Excerpt from a dataset

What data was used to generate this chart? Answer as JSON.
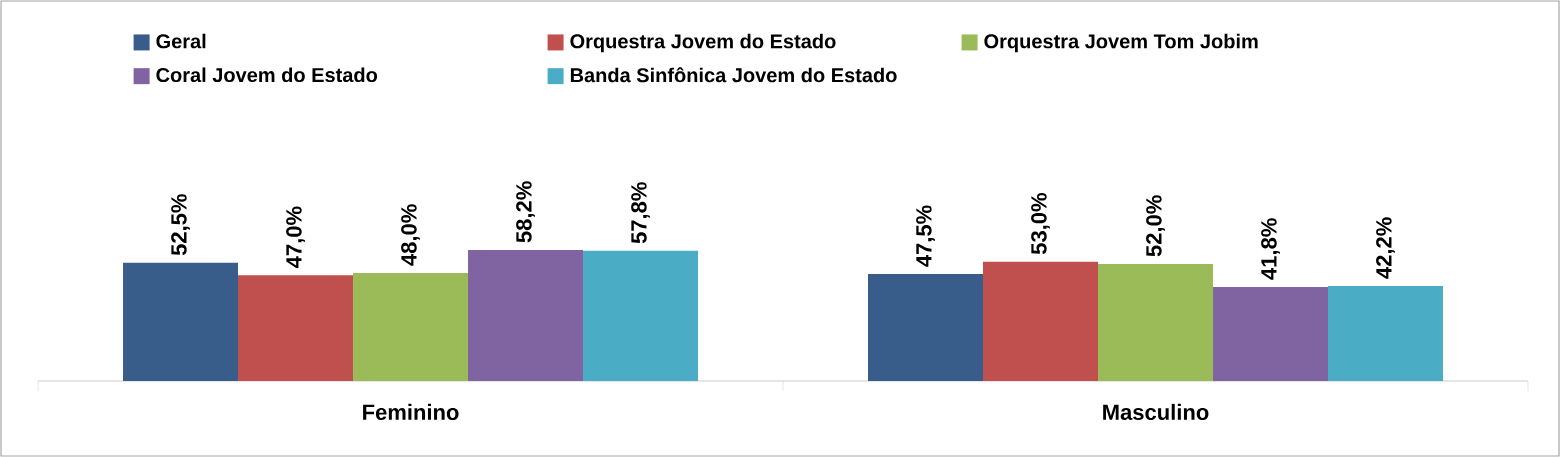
{
  "chart_data": {
    "type": "bar",
    "categories": [
      "Feminino",
      "Masculino"
    ],
    "legend": "top",
    "series": [
      {
        "name": "Geral",
        "color": "#385d8a",
        "values": [
          52.5,
          47.5
        ],
        "value_labels": [
          "52,5%",
          "47,5%"
        ]
      },
      {
        "name": "Orquestra Jovem do Estado",
        "color": "#c0504d",
        "values": [
          47.0,
          53.0
        ],
        "value_labels": [
          "47,0%",
          "53,0%"
        ]
      },
      {
        "name": "Orquestra Jovem Tom Jobim",
        "color": "#9bbb59",
        "values": [
          48.0,
          52.0
        ],
        "value_labels": [
          "48,0%",
          "52,0%"
        ]
      },
      {
        "name": "Coral Jovem do Estado",
        "color": "#8064a2",
        "values": [
          58.2,
          41.8
        ],
        "value_labels": [
          "58,2%",
          "41,8%"
        ]
      },
      {
        "name": "Banda Sinfônica Jovem do Estado",
        "color": "#4bacc6",
        "values": [
          57.8,
          42.2
        ],
        "value_labels": [
          "57,8%",
          "42,2%"
        ]
      }
    ]
  }
}
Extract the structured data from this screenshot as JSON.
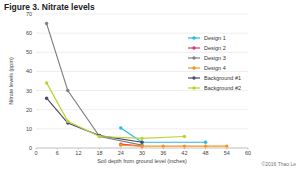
{
  "chart_data": {
    "type": "line",
    "title": "Figure 3. Nitrate levels",
    "x_label": "Soil depth from ground level (inches)",
    "y_label": "Nitrate levels (ppm)",
    "credit": "©2016 Thao Le",
    "xlim": [
      0,
      60
    ],
    "xticks": [
      0,
      6,
      12,
      18,
      24,
      30,
      36,
      42,
      48,
      54,
      60
    ],
    "ylim": [
      0,
      70
    ],
    "yticks": [
      0,
      10,
      20,
      30,
      40,
      50,
      60,
      70
    ],
    "grid": true,
    "legend": "right",
    "marker": "circle",
    "series": [
      {
        "name": "Design 1",
        "color": "#29b6e8",
        "x": [
          24,
          30,
          48
        ],
        "values": [
          10.5,
          3,
          3
        ]
      },
      {
        "name": "Design 2",
        "color": "#e8336f",
        "x": [
          24,
          30
        ],
        "values": [
          2,
          1
        ]
      },
      {
        "name": "Design 3",
        "color": "#808080",
        "x": [
          3,
          9,
          18,
          30
        ],
        "values": [
          65,
          30,
          6,
          1.5
        ]
      },
      {
        "name": "Design 4",
        "color": "#f7941d",
        "x": [
          24,
          30,
          36,
          42,
          48,
          54
        ],
        "values": [
          1.5,
          1,
          1,
          1,
          1,
          1
        ]
      },
      {
        "name": "Background #1",
        "color": "#4a4a6a",
        "x": [
          3,
          9,
          18,
          30
        ],
        "values": [
          26,
          13,
          6.5,
          3
        ]
      },
      {
        "name": "Background #2",
        "color": "#b8d432",
        "x": [
          3,
          9,
          18,
          30,
          42
        ],
        "values": [
          34,
          14,
          6,
          5,
          6
        ]
      }
    ]
  }
}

TASK TO COMPLETE:
Your answer should be a single number: the count of lines that contain "name".

EXERCISE SOLUTION:
11